What is being asked — Below are some records. Write out the lines from the one containing "What text is on this page?" to the last line, word for word, leaving out pictures.
•••
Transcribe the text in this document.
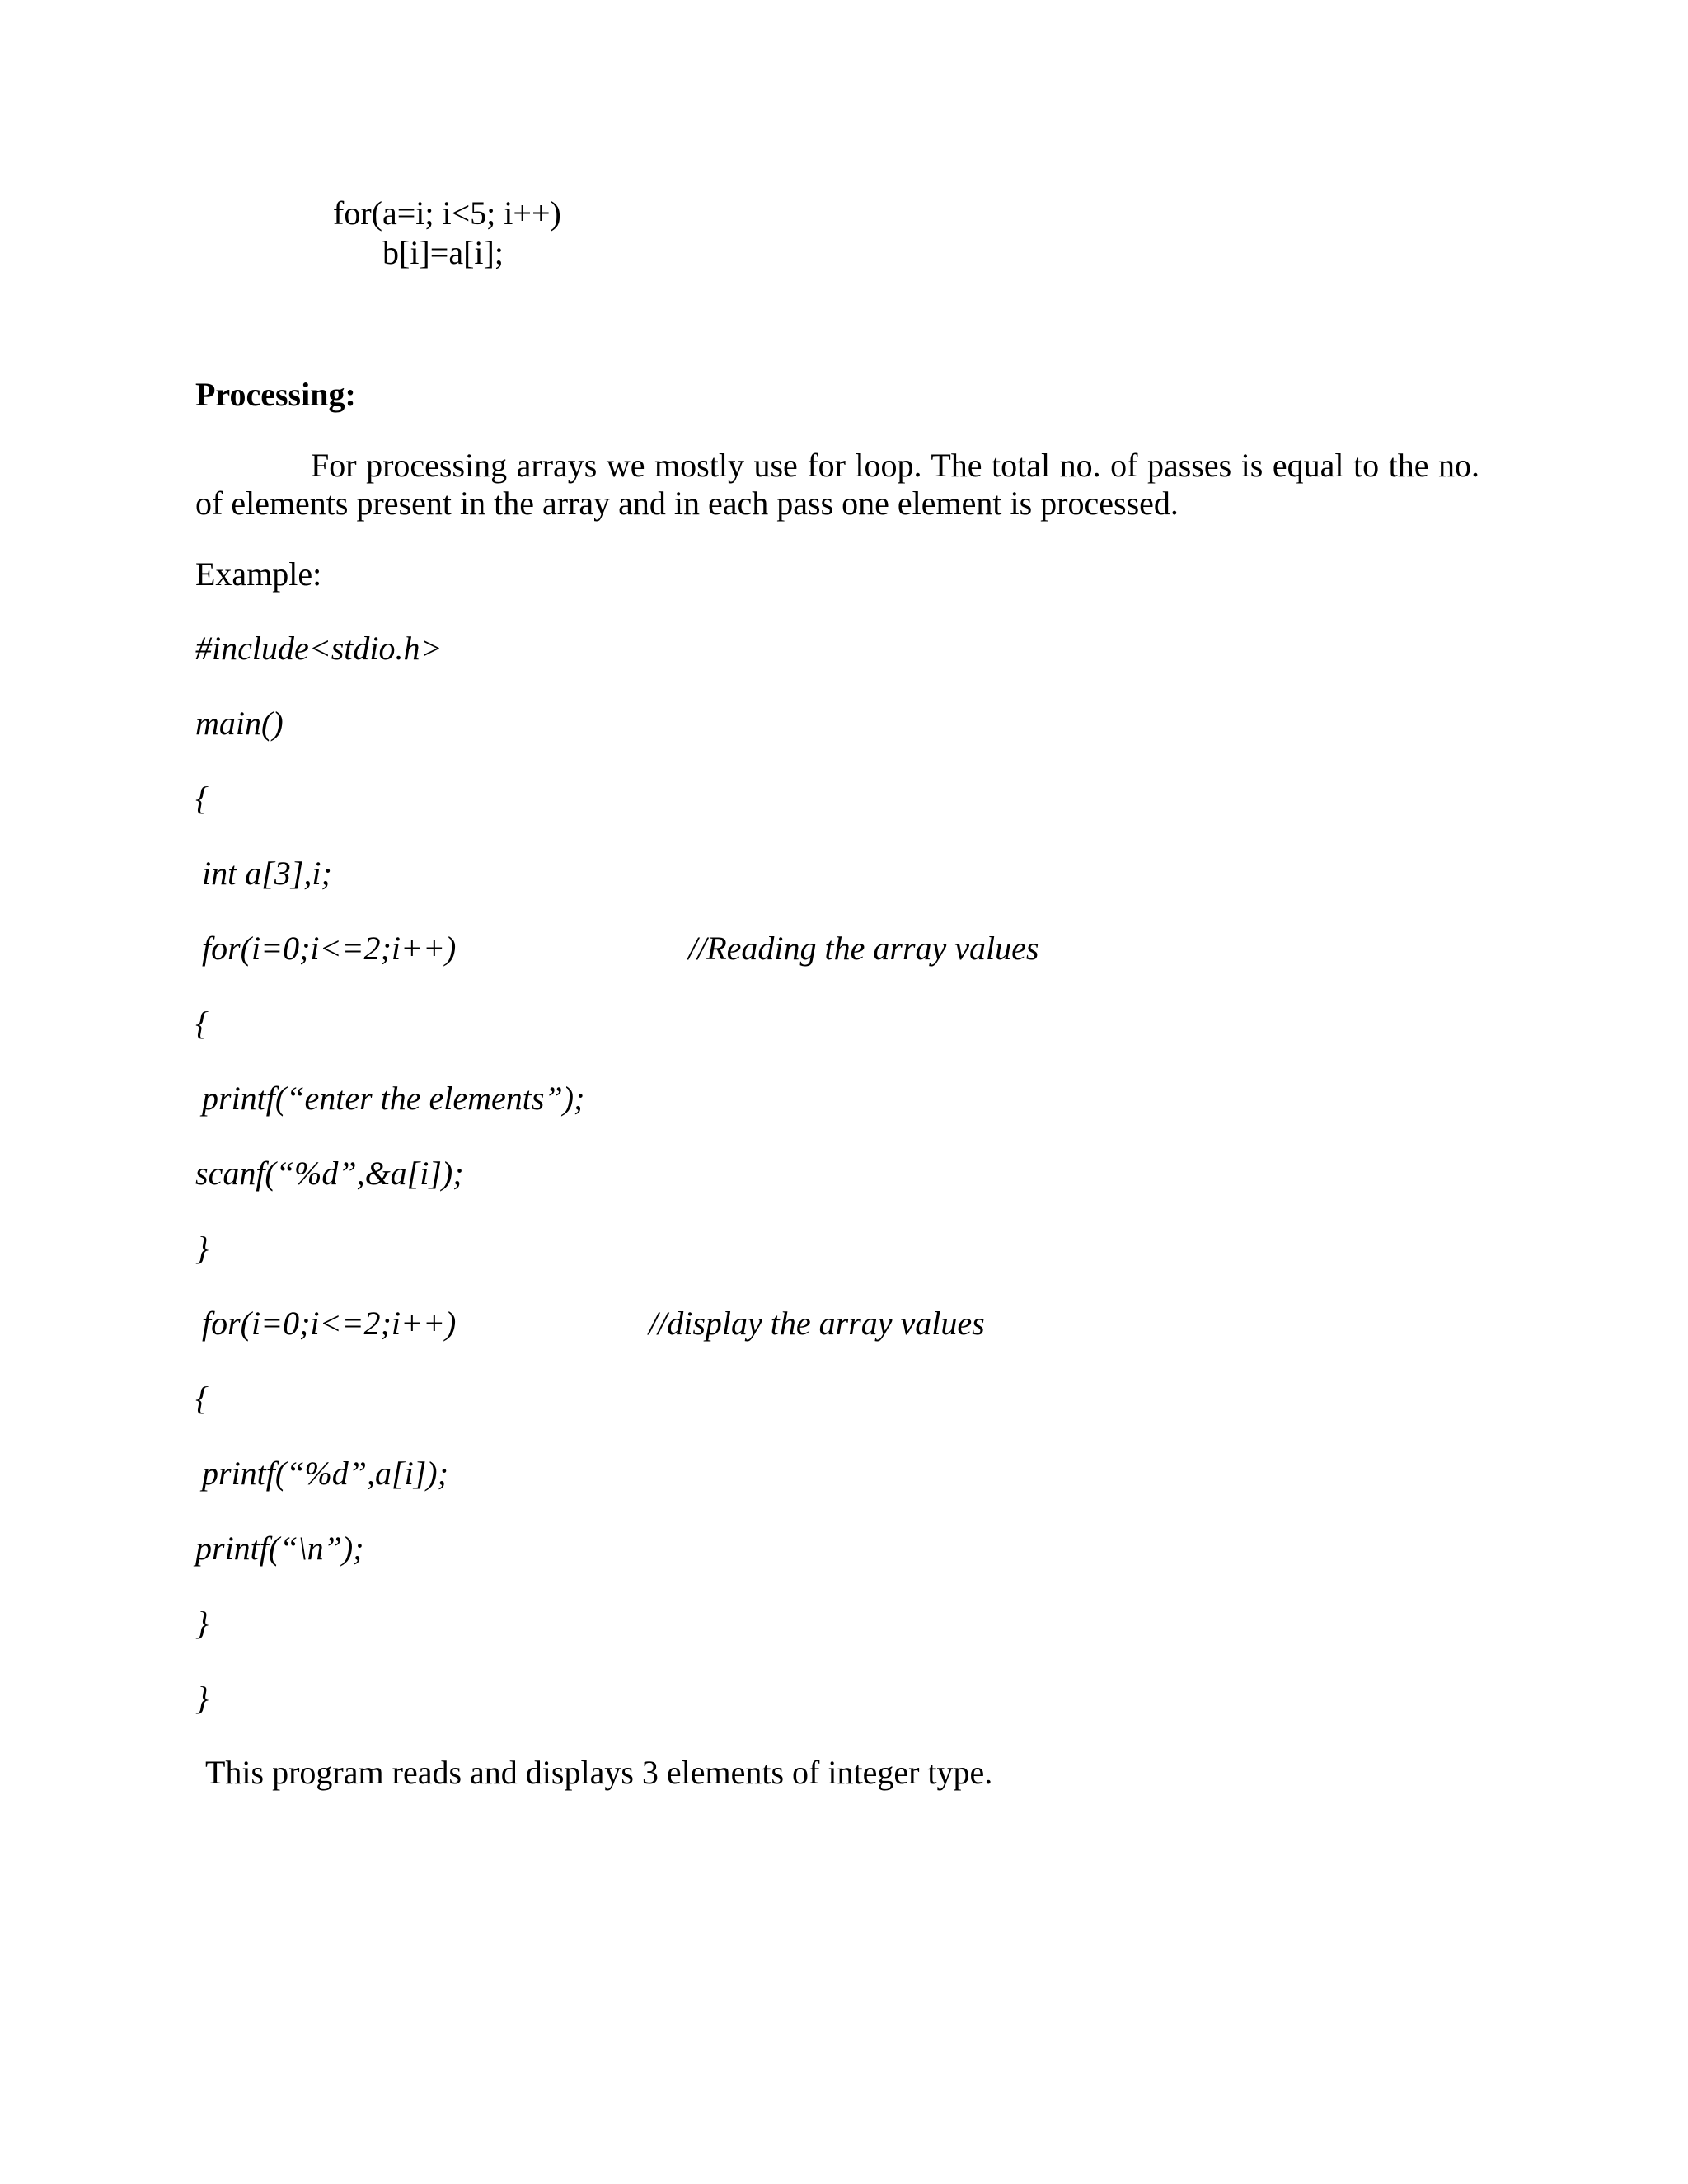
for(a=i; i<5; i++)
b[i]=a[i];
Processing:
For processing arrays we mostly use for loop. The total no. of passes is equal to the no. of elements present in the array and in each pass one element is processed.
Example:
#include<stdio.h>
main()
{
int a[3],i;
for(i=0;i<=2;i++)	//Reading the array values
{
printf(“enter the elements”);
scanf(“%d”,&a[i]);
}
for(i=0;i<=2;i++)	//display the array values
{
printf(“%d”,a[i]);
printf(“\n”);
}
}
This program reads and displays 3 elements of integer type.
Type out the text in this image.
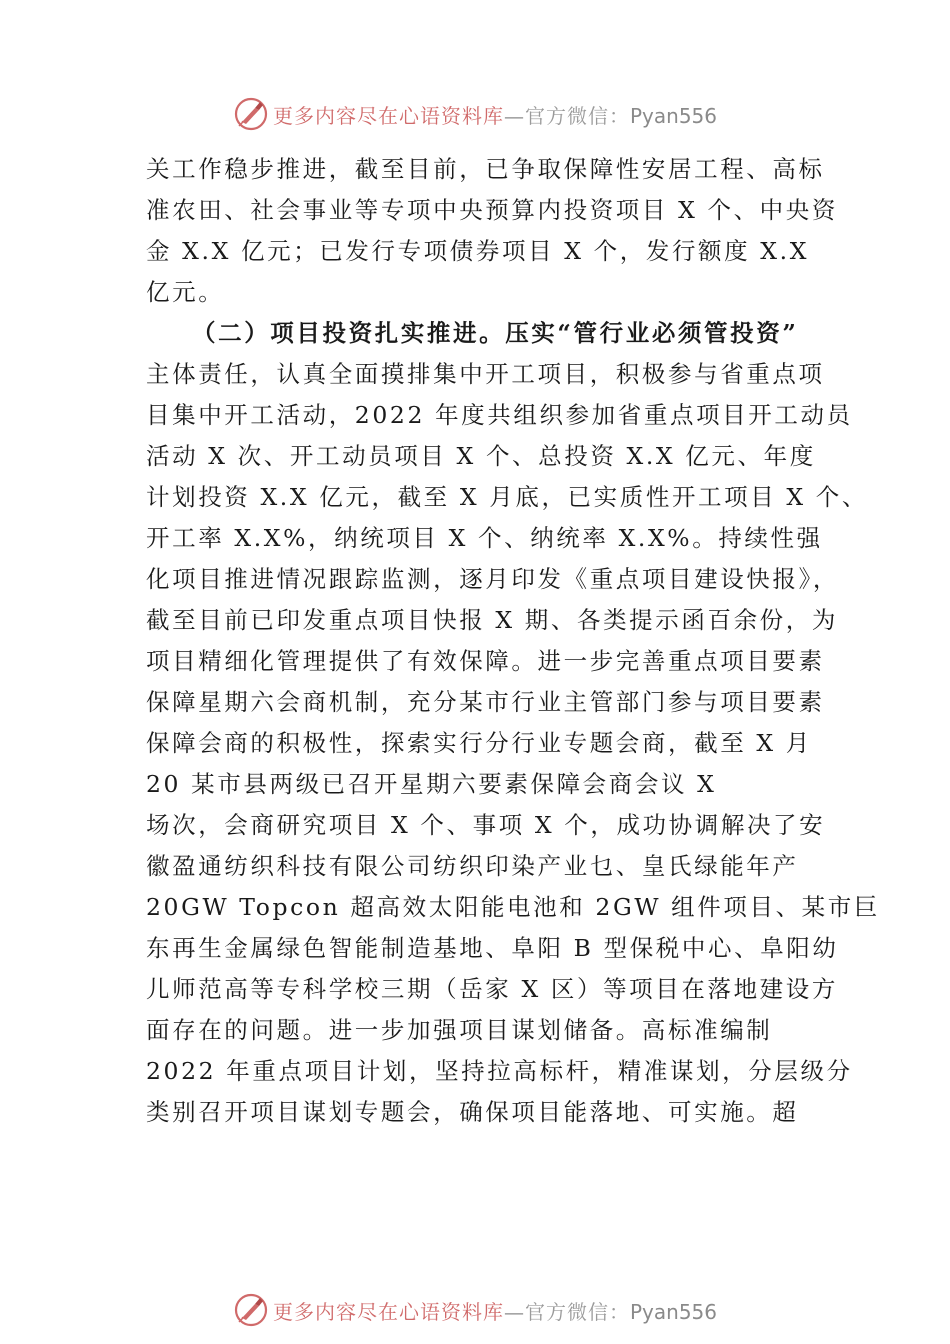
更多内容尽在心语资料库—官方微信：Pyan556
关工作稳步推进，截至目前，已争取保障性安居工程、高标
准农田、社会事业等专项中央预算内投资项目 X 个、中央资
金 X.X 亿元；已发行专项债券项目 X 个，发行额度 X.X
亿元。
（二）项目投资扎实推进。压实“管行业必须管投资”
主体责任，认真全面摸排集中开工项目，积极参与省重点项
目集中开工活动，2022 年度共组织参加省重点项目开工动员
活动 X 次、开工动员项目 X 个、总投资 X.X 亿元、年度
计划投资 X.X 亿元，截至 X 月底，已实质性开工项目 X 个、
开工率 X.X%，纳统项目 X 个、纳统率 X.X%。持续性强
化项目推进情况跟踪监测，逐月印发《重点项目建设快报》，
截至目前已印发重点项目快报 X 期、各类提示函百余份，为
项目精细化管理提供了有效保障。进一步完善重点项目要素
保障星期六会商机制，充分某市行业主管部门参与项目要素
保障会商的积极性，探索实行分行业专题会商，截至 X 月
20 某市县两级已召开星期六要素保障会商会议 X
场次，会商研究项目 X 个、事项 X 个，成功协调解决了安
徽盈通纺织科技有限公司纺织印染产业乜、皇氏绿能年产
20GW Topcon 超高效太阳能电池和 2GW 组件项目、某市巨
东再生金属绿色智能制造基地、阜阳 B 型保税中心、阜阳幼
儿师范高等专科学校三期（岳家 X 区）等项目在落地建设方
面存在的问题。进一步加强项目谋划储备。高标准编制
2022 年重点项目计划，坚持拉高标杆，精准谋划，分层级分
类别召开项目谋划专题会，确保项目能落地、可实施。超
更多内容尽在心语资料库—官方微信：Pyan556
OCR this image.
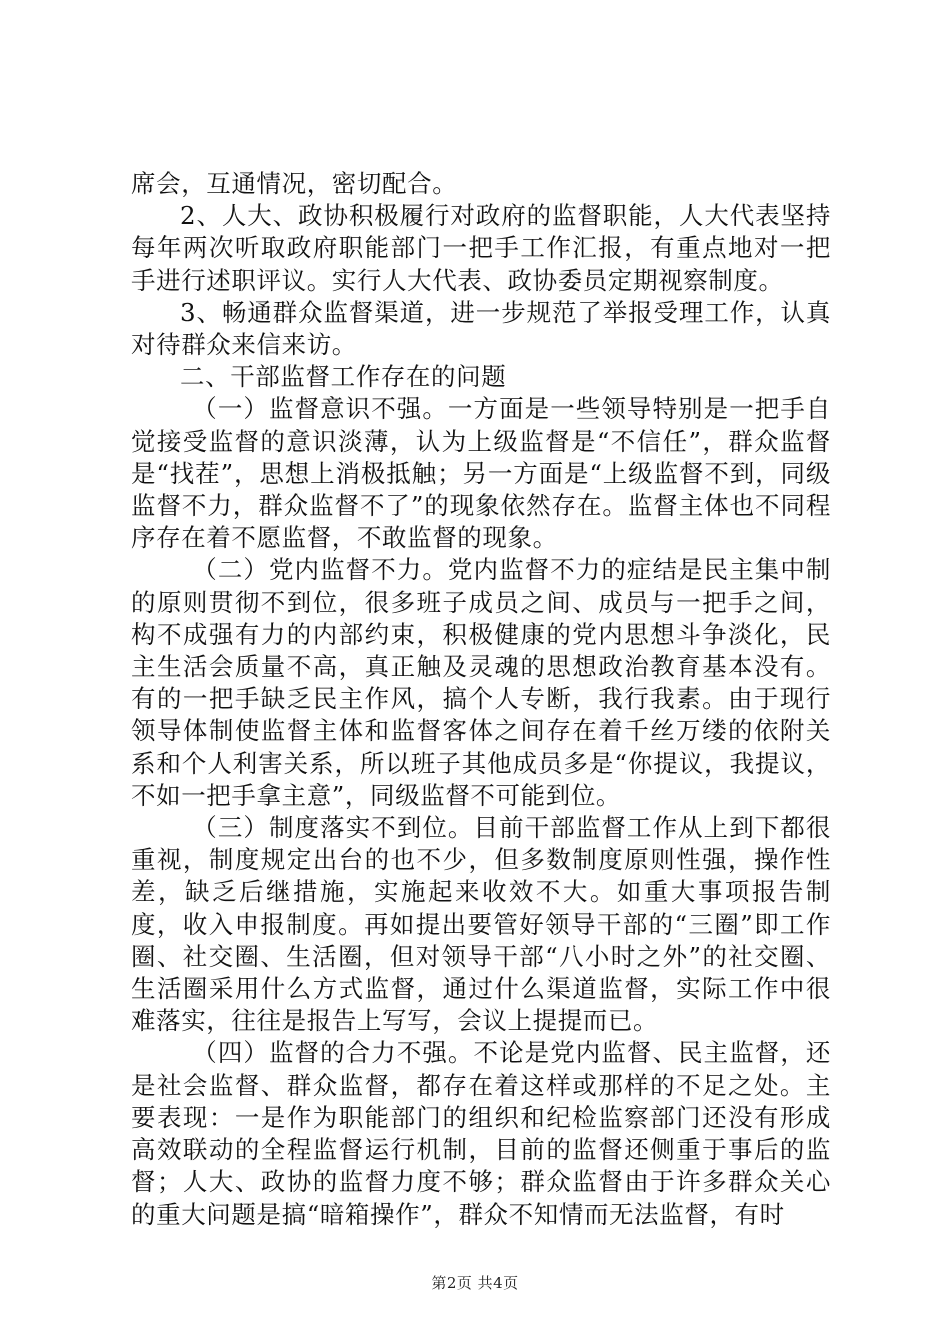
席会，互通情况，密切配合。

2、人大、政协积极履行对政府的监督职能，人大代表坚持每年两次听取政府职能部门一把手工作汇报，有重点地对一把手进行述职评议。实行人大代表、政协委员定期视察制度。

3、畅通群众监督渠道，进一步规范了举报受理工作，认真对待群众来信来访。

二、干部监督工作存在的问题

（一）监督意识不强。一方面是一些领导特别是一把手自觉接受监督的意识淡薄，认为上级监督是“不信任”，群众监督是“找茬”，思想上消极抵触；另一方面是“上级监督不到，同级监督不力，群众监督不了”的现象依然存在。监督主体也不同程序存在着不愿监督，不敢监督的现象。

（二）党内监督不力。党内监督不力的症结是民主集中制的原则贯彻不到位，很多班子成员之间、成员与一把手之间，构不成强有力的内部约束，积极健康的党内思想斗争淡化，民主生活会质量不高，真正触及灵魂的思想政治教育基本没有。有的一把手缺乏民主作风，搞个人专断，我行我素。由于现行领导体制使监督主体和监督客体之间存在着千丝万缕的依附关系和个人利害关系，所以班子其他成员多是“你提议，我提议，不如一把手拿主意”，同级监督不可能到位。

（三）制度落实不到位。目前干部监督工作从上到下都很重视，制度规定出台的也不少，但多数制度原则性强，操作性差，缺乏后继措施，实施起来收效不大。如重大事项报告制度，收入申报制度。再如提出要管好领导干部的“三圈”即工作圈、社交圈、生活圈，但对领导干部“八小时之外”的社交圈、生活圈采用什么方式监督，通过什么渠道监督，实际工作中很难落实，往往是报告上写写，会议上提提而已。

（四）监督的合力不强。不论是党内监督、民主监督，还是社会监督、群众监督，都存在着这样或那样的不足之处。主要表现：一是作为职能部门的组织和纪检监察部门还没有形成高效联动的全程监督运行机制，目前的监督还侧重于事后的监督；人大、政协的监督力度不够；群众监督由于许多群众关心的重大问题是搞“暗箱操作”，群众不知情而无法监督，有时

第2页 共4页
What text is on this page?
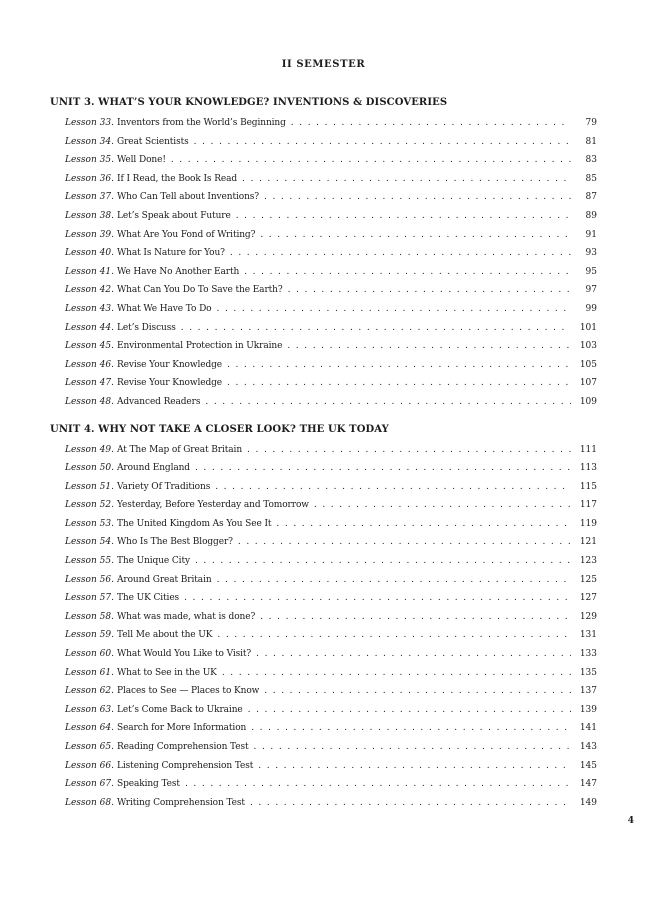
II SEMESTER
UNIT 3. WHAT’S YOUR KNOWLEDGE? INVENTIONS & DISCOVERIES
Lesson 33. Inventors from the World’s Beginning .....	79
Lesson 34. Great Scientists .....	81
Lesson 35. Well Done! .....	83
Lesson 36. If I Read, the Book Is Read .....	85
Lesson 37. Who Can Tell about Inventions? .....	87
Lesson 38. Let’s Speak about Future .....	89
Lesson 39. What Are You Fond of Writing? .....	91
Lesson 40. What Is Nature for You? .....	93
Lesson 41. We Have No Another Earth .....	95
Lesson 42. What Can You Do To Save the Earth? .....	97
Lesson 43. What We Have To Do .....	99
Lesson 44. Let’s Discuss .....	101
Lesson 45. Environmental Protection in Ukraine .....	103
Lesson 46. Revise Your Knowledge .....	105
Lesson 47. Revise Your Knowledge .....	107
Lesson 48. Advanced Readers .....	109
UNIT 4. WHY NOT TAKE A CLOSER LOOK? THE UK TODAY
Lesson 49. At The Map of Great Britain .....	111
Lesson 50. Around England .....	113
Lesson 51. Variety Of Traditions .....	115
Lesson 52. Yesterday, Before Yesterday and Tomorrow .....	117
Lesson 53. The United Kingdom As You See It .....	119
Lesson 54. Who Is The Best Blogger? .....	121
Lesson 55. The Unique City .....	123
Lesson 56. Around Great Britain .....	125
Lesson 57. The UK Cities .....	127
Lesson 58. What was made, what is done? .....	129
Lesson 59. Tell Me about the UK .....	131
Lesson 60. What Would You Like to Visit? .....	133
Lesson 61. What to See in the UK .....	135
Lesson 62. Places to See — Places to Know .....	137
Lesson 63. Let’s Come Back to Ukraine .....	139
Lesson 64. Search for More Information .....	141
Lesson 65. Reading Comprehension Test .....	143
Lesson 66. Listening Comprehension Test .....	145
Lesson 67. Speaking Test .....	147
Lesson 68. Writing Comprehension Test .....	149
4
•••
Answer in full —
What text is on this page?
II SEMESTER
UNIT 3. WHAT’S YOUR KNOWLEDGE? INVENTIONS & DISCOVERIES
Lesson 33. Inventors from the World’s Beginning .....	79
Lesson 34. Great Scientists .....	81
Lesson 35. Well Done! .....	83
Lesson 36. If I Read, the Book Is Read .....	85
Lesson 37. Who Can Tell about Inventions? .....	87
Lesson 38. Let’s Speak about Future .....	89
Lesson 39. What Are You Fond of Writing? .....	91
Lesson 40. What Is Nature for You? .....	93
Lesson 41. We Have No Another Earth .....	95
Lesson 42. What Can You Do To Save the Earth? .....	97
Lesson 43. What We Have To Do .....	99
Lesson 44. Let’s Discuss .....	101
Lesson 45. Environmental Protection in Ukraine .....	103
Lesson 46. Revise Your Knowledge .....	105
Lesson 47. Revise Your Knowledge .....	107
Lesson 48. Advanced Readers .....	109
UNIT 4. WHY NOT TAKE A CLOSER LOOK? THE UK TODAY
Lesson 49. At The Map of Great Britain .....	111
Lesson 50. Around England .....	113
Lesson 51. Variety Of Traditions .....	115
Lesson 52. Yesterday, Before Yesterday and Tomorrow .....	117
Lesson 53. The United Kingdom As You See It .....	119
Lesson 54. Who Is The Best Blogger? .....	121
Lesson 55. The Unique City .....	123
Lesson 56. Around Great Britain .....	125
Lesson 57. The UK Cities .....	127
Lesson 58. What was made, what is done? .....	129
Lesson 59. Tell Me about the UK .....	131
Lesson 60. What Would You Like to Visit? .....	133
Lesson 61. What to See in the UK .....	135
Lesson 62. Places to See — Places to Know .....	137
Lesson 63. Let’s Come Back to Ukraine .....	139
Lesson 64. Search for More Information .....	141
Lesson 65. Reading Comprehension Test .....	143
Lesson 66. Listening Comprehension Test .....	145
Lesson 67. Speaking Test .....	147
Lesson 68. Writing Comprehension Test .....	149
4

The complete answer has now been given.